• [WHAT YOU SHOULD DO]
In the material below, the lines containing the word "electroporation" are required; copy each of them.

BEGIN LISTED ENTRIES

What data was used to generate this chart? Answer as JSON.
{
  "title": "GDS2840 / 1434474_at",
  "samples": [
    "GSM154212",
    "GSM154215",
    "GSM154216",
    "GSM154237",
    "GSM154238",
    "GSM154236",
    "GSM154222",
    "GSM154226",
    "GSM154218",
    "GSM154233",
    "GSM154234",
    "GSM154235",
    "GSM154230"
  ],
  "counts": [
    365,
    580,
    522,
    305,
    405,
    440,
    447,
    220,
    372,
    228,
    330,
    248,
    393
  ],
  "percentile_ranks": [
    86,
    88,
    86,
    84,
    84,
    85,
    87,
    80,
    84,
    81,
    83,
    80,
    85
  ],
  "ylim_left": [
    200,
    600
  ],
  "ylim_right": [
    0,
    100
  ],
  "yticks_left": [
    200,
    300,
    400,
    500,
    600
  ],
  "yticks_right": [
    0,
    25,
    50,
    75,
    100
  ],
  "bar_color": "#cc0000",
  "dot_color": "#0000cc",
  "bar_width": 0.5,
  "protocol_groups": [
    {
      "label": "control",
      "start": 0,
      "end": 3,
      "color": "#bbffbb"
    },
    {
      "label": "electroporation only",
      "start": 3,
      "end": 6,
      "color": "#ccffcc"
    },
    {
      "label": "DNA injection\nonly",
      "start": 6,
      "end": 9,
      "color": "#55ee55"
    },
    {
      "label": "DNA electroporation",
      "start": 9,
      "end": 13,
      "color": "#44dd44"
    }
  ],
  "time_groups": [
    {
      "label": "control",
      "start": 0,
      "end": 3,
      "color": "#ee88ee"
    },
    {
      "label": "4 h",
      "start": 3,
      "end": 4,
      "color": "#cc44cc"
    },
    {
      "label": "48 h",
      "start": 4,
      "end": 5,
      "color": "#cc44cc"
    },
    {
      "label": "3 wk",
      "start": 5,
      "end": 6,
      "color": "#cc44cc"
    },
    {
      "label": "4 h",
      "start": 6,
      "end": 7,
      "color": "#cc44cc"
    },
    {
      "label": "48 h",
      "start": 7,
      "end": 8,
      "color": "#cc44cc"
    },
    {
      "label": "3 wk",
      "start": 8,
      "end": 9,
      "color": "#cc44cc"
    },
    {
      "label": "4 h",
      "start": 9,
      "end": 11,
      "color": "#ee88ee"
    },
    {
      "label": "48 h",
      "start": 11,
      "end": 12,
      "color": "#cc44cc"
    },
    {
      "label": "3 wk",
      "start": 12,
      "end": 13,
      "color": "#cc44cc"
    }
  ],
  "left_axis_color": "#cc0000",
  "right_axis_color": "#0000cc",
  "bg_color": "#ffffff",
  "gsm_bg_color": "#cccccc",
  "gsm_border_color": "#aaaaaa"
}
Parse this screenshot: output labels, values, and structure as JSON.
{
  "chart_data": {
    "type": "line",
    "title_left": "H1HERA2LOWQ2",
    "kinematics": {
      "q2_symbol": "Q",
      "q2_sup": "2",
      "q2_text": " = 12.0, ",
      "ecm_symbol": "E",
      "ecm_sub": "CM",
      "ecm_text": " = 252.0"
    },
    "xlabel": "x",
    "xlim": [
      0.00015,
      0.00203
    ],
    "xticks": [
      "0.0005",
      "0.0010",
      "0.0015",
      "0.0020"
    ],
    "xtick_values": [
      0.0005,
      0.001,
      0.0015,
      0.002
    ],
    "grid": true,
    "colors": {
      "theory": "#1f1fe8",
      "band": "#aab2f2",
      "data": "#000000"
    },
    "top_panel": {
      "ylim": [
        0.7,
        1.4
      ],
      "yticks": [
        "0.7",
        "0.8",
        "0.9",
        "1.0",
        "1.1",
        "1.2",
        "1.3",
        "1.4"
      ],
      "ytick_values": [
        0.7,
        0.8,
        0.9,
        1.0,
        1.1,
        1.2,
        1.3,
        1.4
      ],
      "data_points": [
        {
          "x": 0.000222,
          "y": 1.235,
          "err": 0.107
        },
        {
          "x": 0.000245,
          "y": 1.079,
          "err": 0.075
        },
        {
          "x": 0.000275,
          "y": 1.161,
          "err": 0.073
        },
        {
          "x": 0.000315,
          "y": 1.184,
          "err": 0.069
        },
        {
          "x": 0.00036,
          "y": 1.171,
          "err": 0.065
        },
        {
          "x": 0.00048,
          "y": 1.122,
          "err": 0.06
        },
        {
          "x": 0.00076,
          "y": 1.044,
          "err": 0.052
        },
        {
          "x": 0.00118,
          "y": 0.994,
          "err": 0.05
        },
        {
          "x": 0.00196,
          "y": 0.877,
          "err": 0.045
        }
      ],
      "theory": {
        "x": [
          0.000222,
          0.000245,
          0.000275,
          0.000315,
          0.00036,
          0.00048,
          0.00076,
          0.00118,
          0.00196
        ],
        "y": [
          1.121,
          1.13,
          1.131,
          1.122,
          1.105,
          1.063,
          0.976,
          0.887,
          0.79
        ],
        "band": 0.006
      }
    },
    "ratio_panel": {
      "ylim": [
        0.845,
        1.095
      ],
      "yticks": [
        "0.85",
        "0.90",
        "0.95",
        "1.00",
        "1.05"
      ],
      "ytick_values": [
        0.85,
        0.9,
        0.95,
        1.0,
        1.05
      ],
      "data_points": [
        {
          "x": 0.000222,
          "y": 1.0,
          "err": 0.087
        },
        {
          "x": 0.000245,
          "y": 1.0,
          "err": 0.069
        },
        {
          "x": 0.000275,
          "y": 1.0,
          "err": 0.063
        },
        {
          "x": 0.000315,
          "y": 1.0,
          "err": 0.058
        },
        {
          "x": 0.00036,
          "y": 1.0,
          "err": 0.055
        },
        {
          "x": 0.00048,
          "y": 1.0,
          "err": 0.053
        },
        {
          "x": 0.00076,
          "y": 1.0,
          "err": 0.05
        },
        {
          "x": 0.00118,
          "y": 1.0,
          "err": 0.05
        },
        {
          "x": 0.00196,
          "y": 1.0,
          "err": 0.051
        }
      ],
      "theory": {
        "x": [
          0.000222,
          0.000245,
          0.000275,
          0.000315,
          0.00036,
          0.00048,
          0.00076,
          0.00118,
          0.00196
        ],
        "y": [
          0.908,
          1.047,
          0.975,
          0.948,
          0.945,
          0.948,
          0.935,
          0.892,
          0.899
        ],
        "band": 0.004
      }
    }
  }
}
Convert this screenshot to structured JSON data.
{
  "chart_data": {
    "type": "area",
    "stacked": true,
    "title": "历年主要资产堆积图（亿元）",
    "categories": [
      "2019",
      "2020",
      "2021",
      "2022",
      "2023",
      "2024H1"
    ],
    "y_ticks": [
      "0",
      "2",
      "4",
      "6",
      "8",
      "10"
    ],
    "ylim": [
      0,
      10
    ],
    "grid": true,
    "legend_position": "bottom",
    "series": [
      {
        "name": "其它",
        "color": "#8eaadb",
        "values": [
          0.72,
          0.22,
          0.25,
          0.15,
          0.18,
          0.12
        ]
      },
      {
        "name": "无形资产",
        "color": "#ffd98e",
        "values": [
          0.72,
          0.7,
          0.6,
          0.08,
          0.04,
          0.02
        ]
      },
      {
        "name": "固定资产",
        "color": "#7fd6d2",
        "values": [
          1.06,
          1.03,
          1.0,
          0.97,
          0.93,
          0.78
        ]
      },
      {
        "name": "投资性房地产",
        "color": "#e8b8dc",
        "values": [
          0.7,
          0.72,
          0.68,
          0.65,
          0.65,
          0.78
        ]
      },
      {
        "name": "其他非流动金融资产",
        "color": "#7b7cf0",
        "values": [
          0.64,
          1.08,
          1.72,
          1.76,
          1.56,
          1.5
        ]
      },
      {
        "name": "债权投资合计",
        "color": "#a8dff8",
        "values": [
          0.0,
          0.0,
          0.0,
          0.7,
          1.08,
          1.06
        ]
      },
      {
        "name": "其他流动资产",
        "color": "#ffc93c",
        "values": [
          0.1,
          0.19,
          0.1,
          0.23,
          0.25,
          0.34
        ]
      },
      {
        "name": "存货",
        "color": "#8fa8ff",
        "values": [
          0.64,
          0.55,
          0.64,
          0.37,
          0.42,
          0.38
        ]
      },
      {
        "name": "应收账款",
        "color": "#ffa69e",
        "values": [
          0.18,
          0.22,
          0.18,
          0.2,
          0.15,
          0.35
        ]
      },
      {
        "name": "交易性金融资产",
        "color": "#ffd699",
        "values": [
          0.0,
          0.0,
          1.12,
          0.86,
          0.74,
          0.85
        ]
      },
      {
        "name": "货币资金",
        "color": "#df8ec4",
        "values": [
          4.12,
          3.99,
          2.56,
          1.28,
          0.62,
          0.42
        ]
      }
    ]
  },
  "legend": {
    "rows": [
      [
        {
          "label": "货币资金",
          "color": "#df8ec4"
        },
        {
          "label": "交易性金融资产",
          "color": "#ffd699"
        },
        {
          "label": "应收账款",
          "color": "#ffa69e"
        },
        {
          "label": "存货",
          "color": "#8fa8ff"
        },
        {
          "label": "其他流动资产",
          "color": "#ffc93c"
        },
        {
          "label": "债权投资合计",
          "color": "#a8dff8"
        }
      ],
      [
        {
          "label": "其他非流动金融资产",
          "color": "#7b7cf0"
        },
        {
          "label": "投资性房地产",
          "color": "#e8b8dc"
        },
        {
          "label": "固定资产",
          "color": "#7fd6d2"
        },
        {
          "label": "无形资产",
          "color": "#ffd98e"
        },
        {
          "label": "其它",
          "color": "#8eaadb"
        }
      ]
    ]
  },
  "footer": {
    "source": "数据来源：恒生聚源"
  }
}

END LISTED ENTRIES

• [RESPONSE TO THIS EXERCISE]
      "label": "electroporation only",
      "label": "DNA electroporation",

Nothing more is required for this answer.